___ Selected excerpt
I have developed a grid interface which enables multiple ‘home pages’ to share a simple online environment in which movement between web pages can occur from within any one page. New users are provided with a free web site, whose placement on a square within a grid is determined by them, the co-ordinates of which are established by filling in an online form. Another online form allows the new web site owners to personalise thier page by placing a picture or some other defining feature on the final web page. A small bio of the user is also requested.

The grid itself is to be interupted by features which seek to mimic the workings of the natural landsape - there will be obvious "landmarks" - striking images with which new users can orient themselves, andresources will be simulated by features such as digital ‘rivers’ and so on. These features may well have an impact upon the users within the grid.

Influences include - Sim City, Tetris, ‘Game of Life’, rubik’s cube,

Puzzles and role play games are a major influence - chess, rpg games.
______
___ Excerpted records
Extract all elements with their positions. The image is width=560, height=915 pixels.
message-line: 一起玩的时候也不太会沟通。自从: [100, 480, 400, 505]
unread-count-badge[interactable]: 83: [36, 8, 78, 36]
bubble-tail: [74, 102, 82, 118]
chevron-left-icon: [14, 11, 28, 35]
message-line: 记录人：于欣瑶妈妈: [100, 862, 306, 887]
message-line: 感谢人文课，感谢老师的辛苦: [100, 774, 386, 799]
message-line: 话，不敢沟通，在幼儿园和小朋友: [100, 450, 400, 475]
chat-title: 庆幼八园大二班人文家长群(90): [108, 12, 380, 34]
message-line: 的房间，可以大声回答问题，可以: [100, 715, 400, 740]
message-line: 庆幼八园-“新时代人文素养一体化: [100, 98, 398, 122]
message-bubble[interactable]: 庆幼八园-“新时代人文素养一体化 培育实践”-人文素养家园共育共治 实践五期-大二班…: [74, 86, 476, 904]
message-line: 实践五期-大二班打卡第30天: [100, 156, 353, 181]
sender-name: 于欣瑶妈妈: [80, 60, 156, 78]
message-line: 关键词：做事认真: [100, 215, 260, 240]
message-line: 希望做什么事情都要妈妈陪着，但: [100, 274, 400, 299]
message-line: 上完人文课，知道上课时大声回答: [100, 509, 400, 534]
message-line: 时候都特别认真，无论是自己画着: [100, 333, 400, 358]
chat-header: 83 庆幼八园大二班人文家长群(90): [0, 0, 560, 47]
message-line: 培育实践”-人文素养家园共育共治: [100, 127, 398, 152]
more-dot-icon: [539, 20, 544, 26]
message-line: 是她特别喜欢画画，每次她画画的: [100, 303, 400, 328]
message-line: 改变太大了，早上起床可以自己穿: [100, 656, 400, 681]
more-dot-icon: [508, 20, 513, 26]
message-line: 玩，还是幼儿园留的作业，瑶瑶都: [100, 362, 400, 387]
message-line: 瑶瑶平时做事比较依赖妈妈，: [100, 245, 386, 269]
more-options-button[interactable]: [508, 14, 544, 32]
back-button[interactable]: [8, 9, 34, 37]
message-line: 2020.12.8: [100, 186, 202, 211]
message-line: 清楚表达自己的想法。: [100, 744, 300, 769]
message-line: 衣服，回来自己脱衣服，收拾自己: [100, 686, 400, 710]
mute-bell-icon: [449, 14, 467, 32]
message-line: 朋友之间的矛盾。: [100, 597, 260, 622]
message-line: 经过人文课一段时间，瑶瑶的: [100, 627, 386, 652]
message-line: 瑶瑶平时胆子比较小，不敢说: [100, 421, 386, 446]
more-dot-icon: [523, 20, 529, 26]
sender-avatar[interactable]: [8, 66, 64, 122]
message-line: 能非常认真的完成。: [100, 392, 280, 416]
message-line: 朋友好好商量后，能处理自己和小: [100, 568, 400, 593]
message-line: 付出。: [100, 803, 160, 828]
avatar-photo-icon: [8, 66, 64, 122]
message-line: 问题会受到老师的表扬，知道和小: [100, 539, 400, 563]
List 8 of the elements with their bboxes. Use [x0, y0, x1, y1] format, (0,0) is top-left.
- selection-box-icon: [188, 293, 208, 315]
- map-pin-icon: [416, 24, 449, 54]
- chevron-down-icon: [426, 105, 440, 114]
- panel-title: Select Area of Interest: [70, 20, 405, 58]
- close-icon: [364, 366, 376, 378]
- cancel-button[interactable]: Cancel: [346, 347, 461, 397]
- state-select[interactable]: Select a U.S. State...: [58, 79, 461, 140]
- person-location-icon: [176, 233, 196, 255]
______
■ Direction ■
Resume the description of the grid interface for shared home pages above, starting right after its final sentence.

■ Answer for this exercise ■
The aim of EMUWEBGRID is to facilitate ease of navigation between web sites by enabling web site owners to orient pages adjacent to others within a grid. Over time web site owners can migrate to "areas" on the grid which are populated by others whose interests they share.This aspect of user migration - the ability to move around within a preset environment, both at the casual browser’s level and in the long term makes. The project attempts to measure the extent to which relative proximity between web sites organised spatially influences the ways in which web sites are used. It attempt to answer the questions relating to wether a city or grid interface plays any role in determining the attractiveness to users of a web ‘community’.

Questions which arose during the production of EMU included: What role does the spatialising of web material play in its use over time? - What issues determine the means by which users travel and ‘migrate’ within the grid.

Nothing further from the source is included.